§ THE EXERCISE: From the listing below, work out how many lines contain "name". Reply with that number only.

(Entries with figure data)
** Begin **

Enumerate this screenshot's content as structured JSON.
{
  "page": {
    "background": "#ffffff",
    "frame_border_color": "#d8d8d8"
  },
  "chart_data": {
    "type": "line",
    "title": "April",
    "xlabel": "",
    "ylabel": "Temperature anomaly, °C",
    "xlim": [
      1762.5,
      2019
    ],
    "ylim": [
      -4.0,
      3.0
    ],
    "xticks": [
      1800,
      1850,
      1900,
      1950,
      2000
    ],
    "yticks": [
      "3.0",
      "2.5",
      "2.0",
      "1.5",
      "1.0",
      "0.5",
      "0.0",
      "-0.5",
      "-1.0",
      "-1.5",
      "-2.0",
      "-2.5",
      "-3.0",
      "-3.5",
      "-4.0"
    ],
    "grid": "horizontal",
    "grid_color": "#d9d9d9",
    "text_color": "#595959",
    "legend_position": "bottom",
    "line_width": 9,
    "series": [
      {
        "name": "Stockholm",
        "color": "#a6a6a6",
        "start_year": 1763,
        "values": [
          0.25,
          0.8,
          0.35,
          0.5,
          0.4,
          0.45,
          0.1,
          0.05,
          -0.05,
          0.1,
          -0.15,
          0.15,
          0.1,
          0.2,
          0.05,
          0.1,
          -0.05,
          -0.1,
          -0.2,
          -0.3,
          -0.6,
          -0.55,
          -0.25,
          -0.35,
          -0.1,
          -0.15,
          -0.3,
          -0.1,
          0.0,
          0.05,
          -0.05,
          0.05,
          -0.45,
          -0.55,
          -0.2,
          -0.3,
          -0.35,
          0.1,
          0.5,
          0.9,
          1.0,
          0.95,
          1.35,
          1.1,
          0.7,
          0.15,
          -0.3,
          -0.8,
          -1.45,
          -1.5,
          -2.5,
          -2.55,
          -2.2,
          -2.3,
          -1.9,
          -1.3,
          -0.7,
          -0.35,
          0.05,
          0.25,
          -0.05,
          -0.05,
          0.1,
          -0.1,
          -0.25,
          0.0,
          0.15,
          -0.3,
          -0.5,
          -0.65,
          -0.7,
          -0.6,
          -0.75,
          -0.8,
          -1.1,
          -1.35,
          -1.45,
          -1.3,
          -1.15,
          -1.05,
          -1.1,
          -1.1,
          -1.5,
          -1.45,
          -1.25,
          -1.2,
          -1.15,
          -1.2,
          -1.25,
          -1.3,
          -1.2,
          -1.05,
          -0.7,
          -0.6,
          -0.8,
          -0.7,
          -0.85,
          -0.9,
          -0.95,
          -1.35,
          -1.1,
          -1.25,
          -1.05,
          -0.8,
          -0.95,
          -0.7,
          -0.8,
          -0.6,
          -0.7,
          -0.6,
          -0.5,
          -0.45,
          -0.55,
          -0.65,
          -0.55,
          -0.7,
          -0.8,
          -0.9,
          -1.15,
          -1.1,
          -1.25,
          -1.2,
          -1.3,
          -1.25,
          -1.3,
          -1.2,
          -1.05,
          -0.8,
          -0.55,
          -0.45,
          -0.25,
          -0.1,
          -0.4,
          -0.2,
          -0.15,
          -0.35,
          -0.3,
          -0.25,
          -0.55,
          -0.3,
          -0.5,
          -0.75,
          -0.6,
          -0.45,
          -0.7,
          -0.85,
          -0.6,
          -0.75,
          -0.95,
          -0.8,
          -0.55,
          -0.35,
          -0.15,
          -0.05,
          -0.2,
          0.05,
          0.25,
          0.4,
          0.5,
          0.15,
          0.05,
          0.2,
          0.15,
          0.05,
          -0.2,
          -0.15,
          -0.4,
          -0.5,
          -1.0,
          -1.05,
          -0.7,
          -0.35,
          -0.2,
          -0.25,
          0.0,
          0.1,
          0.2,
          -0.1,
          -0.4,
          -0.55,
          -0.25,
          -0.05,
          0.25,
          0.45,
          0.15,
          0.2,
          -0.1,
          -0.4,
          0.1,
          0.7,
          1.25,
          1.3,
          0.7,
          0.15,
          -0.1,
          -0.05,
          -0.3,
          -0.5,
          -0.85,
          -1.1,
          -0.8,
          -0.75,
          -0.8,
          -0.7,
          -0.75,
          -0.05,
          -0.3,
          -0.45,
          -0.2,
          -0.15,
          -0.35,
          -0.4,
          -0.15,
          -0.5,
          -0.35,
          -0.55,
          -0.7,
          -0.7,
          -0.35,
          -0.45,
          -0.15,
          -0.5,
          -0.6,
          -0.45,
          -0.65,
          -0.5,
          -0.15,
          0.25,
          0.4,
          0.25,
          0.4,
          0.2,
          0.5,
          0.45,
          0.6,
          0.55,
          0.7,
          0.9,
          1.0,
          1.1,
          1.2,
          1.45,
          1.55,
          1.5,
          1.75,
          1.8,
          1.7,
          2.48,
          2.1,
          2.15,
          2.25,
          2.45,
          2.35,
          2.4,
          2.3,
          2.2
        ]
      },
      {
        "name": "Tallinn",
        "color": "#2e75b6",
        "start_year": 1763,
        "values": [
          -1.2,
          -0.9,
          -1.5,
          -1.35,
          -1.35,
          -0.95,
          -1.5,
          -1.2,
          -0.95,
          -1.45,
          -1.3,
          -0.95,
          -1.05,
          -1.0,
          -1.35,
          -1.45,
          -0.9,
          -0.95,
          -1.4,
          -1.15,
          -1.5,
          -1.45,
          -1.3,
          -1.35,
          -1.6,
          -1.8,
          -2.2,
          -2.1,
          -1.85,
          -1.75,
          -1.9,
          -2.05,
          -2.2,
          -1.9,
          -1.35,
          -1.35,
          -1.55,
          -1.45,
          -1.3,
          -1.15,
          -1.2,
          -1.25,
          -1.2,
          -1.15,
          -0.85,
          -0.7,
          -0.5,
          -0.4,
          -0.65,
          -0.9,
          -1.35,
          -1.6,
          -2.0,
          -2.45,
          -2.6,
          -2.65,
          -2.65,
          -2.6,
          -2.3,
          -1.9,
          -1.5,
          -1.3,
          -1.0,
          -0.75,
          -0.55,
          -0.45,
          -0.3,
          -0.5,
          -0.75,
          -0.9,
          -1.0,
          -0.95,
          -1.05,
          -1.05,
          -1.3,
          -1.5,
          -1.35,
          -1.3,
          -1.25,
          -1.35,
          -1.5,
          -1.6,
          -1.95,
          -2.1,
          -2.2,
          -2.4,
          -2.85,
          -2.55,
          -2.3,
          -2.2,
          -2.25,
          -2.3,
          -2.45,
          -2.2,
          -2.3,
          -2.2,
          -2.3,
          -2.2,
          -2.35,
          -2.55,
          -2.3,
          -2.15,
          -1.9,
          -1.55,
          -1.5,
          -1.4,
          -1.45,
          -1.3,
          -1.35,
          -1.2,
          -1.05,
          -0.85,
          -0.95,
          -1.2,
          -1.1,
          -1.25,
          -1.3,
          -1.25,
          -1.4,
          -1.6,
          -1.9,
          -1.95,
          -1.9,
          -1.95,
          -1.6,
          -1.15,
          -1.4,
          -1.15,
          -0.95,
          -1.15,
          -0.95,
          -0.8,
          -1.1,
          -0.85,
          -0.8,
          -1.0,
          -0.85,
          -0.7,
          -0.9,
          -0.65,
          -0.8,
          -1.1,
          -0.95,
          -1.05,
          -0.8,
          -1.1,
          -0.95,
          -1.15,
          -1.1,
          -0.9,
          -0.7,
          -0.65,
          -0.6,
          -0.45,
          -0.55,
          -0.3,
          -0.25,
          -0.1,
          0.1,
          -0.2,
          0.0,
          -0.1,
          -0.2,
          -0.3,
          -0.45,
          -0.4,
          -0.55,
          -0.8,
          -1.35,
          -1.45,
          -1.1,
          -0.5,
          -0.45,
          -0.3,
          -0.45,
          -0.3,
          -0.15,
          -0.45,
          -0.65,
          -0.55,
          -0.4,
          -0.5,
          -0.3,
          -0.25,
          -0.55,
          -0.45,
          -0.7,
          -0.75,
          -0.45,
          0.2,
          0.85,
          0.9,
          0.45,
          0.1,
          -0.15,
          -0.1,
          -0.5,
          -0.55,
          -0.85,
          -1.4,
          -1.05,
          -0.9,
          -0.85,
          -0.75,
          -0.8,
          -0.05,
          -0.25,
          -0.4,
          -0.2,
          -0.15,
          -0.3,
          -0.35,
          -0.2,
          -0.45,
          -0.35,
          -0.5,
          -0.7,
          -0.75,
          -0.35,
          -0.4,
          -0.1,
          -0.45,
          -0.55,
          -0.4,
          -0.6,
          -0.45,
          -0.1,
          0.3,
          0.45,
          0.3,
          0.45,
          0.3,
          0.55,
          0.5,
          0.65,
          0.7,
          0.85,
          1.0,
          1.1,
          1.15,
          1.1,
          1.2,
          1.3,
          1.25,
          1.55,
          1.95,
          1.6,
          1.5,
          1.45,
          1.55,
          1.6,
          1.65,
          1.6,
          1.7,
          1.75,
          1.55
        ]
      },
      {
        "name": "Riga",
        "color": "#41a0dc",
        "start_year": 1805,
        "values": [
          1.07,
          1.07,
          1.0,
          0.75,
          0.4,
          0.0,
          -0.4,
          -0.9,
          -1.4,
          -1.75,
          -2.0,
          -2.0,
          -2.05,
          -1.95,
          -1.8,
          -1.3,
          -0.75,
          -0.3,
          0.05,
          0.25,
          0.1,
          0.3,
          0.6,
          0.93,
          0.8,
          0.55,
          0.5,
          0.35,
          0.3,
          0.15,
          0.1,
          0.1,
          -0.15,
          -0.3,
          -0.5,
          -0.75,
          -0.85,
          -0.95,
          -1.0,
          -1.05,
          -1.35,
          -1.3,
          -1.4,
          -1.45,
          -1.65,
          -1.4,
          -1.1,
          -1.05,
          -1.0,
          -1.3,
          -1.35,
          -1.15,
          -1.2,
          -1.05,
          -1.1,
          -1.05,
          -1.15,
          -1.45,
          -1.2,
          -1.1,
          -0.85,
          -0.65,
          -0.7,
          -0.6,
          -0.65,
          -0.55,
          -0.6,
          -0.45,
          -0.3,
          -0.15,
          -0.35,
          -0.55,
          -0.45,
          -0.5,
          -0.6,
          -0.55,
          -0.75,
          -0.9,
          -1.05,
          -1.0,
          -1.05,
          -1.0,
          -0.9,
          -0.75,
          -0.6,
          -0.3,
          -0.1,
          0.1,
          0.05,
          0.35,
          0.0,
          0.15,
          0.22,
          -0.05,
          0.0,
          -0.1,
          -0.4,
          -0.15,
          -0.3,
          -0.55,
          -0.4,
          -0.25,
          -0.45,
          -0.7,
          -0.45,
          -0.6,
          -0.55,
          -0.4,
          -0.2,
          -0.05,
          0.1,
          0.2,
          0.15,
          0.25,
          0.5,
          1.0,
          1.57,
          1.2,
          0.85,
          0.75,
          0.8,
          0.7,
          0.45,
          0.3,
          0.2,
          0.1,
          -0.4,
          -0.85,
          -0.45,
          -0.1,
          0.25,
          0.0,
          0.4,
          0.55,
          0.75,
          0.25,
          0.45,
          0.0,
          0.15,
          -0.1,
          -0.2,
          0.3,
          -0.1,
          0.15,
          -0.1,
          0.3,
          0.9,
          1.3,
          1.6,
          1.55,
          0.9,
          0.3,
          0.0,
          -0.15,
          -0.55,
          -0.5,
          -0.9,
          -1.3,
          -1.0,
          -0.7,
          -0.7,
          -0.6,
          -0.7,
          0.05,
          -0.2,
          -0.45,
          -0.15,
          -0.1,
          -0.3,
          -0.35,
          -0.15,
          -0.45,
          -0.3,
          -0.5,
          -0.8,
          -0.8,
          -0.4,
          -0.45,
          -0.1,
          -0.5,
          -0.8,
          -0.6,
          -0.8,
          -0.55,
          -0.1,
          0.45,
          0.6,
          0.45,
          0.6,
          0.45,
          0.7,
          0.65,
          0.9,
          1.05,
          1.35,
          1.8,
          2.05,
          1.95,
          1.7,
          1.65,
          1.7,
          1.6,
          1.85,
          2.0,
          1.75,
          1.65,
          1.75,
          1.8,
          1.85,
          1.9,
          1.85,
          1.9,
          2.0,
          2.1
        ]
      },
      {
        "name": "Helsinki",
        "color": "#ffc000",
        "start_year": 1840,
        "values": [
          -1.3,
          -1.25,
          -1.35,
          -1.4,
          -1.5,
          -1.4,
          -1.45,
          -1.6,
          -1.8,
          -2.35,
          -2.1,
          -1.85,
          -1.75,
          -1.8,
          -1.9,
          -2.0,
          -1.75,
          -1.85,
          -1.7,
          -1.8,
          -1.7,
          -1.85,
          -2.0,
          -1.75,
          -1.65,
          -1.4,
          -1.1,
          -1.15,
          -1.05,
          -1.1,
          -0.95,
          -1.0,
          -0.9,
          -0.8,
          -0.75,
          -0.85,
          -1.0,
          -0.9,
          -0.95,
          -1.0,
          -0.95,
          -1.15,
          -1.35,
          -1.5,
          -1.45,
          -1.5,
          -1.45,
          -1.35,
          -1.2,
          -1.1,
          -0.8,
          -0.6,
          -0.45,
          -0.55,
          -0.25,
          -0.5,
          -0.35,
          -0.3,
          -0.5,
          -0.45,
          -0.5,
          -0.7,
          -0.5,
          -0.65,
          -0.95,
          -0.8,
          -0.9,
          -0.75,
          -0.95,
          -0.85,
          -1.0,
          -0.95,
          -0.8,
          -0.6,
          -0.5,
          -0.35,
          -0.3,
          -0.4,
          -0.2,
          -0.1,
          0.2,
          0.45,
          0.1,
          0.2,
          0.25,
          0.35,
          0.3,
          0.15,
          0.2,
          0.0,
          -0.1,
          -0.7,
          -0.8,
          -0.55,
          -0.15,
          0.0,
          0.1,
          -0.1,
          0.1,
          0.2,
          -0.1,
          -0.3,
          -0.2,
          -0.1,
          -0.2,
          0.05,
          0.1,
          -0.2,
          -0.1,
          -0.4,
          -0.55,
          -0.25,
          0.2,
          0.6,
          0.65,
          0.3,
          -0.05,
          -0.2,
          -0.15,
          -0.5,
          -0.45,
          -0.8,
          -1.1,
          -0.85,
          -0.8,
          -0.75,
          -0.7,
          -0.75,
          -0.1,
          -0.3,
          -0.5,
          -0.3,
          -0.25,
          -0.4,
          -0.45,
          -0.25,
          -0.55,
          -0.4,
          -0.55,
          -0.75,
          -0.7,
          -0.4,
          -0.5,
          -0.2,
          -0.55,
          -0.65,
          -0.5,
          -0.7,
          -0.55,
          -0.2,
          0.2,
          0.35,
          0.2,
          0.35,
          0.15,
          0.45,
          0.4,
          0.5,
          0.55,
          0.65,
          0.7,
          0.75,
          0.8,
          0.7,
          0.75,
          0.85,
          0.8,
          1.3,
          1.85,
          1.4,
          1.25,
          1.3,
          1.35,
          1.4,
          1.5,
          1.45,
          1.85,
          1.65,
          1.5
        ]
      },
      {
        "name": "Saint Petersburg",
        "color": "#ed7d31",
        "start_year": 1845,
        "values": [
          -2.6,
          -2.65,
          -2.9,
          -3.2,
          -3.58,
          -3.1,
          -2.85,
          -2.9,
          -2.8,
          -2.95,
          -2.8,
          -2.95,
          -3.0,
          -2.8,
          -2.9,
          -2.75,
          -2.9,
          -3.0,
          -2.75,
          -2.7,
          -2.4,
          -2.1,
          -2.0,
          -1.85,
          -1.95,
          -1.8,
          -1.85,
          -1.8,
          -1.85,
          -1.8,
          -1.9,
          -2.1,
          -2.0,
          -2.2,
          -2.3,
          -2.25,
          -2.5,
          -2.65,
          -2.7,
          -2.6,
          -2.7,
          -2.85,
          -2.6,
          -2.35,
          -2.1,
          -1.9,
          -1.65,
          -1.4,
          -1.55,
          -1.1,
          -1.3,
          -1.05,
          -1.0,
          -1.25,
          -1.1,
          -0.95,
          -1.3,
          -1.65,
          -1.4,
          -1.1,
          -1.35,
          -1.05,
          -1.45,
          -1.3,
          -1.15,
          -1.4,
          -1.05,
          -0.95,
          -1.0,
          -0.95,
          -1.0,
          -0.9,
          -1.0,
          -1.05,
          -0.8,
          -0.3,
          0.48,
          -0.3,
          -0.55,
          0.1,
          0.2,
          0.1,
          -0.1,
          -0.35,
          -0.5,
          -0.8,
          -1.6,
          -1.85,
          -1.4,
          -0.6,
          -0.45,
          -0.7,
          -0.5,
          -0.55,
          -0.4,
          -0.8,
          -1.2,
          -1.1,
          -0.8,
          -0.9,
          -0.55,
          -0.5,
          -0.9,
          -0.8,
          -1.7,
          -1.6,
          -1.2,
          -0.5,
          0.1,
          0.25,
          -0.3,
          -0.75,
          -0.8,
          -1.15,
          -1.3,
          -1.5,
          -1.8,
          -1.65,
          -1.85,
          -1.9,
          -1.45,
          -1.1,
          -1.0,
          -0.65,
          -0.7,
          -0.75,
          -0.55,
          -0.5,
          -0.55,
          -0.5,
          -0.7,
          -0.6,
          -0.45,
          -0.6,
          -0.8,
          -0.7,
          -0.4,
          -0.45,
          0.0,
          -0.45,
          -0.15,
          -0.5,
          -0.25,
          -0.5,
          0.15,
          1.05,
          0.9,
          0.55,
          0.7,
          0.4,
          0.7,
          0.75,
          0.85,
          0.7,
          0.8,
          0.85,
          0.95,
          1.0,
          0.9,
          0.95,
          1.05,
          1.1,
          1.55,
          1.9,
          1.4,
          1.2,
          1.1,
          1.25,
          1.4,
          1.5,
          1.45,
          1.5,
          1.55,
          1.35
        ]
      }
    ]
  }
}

** End **

§ IN RESPONSE: 5